**GIVEN INSTRUCTION:** Look through the material below for "Lower". Copy every line that contains it.

**DATASET ROWS:**

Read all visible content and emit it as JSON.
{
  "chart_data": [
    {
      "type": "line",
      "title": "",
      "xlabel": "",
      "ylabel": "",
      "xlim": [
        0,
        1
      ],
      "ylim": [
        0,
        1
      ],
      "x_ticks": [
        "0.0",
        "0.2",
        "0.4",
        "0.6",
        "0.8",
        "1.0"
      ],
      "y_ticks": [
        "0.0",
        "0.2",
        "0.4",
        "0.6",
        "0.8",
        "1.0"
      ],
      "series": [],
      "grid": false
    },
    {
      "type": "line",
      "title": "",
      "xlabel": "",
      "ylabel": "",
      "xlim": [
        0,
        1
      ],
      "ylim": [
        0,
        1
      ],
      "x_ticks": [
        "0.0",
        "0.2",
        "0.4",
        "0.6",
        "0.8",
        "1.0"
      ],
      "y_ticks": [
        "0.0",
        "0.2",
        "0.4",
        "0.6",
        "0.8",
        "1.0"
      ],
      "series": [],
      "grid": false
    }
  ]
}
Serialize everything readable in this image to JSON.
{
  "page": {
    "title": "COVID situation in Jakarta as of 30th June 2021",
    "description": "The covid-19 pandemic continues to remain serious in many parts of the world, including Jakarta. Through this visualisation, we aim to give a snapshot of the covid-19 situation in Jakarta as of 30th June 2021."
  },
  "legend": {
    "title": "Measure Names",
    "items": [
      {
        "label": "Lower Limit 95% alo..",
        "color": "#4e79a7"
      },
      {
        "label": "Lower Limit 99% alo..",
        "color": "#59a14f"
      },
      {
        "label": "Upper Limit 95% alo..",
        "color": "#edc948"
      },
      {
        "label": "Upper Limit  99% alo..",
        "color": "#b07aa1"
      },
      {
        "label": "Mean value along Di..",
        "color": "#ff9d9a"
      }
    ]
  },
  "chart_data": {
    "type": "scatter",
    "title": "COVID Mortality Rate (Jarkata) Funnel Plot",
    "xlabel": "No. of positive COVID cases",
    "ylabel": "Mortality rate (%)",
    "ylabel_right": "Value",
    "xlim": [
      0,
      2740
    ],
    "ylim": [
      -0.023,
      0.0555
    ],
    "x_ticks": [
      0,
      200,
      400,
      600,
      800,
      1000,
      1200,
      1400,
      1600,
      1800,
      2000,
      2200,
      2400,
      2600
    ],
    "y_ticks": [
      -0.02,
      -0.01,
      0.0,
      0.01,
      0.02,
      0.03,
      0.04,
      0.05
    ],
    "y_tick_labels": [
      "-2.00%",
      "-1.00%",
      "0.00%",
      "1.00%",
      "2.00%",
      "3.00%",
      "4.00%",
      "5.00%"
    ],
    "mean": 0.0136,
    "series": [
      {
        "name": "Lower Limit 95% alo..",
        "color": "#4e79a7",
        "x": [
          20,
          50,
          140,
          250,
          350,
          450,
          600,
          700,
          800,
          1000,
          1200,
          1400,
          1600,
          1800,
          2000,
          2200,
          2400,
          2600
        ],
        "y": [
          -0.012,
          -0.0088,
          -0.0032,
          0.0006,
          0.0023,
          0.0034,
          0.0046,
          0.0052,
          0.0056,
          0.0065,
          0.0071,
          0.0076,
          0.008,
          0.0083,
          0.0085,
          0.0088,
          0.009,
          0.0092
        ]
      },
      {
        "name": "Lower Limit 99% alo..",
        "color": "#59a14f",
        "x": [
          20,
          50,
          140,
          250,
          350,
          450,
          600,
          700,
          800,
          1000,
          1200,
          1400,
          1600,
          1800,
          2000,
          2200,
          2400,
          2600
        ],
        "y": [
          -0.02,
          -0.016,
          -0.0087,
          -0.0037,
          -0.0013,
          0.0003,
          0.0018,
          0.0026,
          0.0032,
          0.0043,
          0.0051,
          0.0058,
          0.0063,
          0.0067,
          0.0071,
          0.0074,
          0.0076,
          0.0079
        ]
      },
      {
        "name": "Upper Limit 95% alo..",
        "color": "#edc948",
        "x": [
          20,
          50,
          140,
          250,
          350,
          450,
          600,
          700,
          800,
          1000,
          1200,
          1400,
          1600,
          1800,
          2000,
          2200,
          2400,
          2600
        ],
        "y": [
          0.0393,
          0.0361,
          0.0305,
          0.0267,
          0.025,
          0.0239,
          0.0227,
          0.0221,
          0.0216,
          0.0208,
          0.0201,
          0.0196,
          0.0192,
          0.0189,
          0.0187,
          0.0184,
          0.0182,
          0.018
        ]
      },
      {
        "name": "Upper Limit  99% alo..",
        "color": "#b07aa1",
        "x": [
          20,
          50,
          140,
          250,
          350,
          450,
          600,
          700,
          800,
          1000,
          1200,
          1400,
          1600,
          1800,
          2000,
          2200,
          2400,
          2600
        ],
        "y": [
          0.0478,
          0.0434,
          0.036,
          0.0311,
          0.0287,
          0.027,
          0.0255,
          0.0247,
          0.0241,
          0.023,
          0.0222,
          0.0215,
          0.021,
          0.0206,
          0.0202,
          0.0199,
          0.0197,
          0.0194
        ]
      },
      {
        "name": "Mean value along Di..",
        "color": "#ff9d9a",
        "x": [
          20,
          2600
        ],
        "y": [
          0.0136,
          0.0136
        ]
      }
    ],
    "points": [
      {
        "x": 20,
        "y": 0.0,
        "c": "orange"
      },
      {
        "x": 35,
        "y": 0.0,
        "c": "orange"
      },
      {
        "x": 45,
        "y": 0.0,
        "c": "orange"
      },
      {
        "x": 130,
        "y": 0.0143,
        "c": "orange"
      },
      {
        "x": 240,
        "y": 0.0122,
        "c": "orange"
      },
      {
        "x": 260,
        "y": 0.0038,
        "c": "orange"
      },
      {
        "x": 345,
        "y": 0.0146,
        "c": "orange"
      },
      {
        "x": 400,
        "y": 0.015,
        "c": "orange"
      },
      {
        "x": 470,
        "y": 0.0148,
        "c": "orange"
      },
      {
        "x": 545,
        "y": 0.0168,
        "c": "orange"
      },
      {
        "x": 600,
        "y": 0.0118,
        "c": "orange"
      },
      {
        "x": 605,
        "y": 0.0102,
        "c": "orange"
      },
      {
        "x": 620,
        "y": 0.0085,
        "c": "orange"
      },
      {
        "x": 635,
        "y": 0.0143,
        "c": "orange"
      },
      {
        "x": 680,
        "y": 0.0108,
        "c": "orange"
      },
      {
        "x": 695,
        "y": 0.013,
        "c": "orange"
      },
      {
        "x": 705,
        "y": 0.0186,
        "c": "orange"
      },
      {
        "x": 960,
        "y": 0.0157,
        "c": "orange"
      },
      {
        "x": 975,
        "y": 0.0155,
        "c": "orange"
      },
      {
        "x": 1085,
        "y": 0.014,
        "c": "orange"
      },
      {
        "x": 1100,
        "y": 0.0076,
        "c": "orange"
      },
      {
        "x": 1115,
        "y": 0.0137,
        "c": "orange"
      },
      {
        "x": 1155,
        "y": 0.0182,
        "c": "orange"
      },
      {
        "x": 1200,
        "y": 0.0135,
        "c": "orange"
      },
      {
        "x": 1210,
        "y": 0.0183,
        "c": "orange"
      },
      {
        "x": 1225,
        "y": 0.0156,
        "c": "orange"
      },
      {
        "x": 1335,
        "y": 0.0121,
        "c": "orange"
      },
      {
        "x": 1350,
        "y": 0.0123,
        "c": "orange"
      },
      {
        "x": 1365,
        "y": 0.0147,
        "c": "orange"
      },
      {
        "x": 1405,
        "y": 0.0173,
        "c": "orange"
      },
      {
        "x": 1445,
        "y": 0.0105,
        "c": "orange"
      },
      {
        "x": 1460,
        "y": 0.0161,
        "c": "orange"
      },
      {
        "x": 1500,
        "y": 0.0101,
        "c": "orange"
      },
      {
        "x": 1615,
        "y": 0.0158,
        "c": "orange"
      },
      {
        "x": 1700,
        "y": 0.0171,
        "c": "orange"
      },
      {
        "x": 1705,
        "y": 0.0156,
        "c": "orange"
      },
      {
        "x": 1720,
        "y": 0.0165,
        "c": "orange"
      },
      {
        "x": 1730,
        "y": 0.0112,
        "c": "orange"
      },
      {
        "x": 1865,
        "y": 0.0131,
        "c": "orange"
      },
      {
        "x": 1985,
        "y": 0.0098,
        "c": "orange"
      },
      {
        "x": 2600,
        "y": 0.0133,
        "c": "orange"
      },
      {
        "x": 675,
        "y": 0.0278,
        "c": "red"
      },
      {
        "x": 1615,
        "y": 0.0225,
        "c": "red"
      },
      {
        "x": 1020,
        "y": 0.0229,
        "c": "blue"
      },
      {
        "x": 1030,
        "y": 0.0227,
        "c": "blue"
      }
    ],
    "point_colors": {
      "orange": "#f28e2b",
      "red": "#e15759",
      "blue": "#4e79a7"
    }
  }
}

**SOLUTION TO THIS PROBLEM:**
        "label": "Lower Limit 95% alo..",
        "label": "Lower Limit 99% alo..",
        "name": "Lower Limit 95% alo..",
        "name": "Lower Limit 99% alo..",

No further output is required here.